§ **SUPPLIED ENTRIES**
* * * *

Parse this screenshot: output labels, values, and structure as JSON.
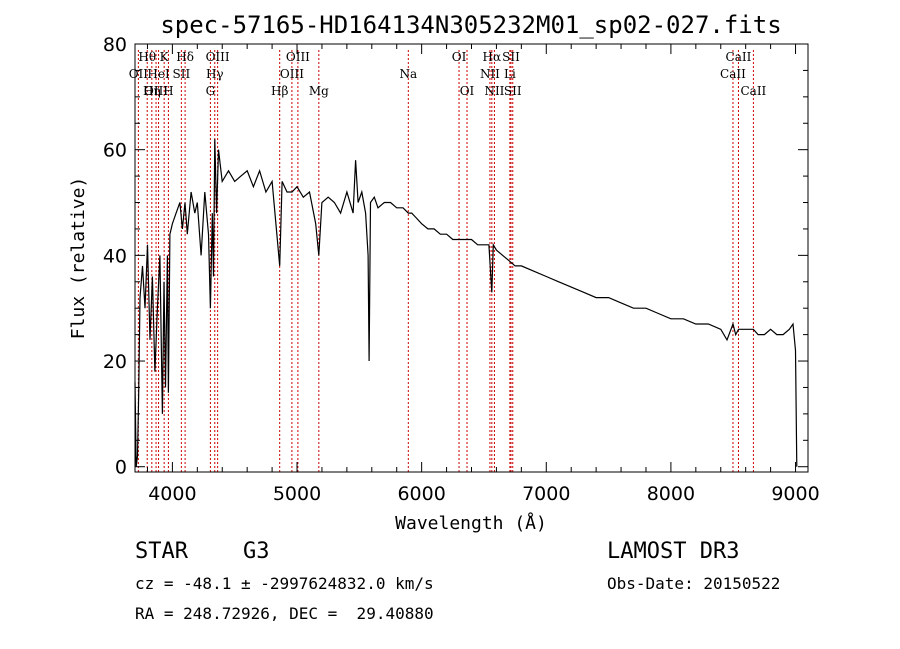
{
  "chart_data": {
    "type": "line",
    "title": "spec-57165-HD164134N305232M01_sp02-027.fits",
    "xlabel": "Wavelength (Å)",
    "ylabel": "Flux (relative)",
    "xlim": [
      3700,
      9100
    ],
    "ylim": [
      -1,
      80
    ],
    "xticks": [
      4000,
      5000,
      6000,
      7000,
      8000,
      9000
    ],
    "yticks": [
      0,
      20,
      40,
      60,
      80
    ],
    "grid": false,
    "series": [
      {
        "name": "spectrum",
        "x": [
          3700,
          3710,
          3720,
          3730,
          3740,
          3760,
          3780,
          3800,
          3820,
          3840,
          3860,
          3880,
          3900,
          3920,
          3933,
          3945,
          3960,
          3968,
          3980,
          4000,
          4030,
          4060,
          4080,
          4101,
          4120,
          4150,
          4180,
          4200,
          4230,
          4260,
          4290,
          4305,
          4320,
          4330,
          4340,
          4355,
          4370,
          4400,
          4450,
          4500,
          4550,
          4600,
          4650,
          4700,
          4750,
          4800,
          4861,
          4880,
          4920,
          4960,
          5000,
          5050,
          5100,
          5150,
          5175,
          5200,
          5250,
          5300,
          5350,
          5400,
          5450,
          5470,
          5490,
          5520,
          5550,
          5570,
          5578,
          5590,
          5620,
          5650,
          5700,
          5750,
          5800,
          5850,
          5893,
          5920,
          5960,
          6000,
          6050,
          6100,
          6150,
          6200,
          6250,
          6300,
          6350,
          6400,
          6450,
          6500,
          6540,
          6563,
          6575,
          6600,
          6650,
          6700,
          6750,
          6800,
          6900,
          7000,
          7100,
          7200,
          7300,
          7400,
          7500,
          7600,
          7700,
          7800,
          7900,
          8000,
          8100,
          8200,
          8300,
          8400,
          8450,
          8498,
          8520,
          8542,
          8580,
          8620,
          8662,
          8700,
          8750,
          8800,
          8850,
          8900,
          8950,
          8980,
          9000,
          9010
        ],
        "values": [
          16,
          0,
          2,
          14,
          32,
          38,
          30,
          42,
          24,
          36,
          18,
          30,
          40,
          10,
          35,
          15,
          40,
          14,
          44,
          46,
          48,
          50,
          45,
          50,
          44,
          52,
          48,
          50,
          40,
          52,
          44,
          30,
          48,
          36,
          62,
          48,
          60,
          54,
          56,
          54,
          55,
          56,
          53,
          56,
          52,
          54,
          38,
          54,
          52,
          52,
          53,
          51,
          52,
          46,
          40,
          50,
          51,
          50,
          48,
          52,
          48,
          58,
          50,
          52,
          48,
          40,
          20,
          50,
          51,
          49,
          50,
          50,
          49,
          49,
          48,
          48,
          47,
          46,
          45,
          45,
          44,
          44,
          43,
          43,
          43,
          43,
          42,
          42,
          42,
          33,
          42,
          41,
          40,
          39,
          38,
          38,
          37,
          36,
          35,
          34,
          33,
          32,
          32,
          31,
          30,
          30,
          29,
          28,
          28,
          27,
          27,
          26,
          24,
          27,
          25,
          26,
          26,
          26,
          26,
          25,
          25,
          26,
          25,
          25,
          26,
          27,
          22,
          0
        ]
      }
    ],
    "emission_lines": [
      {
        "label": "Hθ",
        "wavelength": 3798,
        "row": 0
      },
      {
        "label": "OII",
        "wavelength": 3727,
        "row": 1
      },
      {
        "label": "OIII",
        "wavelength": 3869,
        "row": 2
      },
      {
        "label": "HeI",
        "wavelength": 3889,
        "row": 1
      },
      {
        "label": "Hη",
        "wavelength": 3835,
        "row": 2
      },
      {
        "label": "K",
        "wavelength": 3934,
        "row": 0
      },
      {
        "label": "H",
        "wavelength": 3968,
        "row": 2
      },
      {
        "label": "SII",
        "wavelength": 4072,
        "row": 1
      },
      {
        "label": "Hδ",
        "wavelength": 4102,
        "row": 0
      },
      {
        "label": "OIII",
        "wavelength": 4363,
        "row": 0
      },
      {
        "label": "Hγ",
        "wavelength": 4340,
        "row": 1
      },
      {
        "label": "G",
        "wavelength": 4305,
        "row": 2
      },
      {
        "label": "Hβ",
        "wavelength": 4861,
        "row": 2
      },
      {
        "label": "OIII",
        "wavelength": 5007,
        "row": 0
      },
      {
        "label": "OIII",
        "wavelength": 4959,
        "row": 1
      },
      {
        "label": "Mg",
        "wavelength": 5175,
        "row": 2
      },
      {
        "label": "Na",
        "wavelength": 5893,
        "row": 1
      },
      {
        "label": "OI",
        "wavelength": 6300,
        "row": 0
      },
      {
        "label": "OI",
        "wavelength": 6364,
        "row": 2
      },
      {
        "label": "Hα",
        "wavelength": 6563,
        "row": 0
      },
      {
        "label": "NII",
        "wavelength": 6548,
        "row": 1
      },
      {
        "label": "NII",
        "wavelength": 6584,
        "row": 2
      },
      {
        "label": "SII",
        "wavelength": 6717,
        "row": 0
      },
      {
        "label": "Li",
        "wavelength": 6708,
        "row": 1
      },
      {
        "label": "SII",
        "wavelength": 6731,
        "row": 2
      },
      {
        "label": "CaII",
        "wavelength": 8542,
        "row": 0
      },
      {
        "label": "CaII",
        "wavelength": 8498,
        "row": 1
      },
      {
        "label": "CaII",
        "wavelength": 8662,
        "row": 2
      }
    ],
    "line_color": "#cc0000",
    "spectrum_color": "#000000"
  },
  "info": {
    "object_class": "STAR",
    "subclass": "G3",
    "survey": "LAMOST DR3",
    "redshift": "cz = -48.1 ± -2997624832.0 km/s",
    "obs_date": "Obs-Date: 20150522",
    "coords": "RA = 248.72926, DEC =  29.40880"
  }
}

* * * *

§ **TASK INSTRUCTIONS**
Go through the listing above and return every line where the word "values" occurs.

§ **EXERCISE ANSWER**
Parse this screenshot: output labels, values, and structure as JSON.
        "values": [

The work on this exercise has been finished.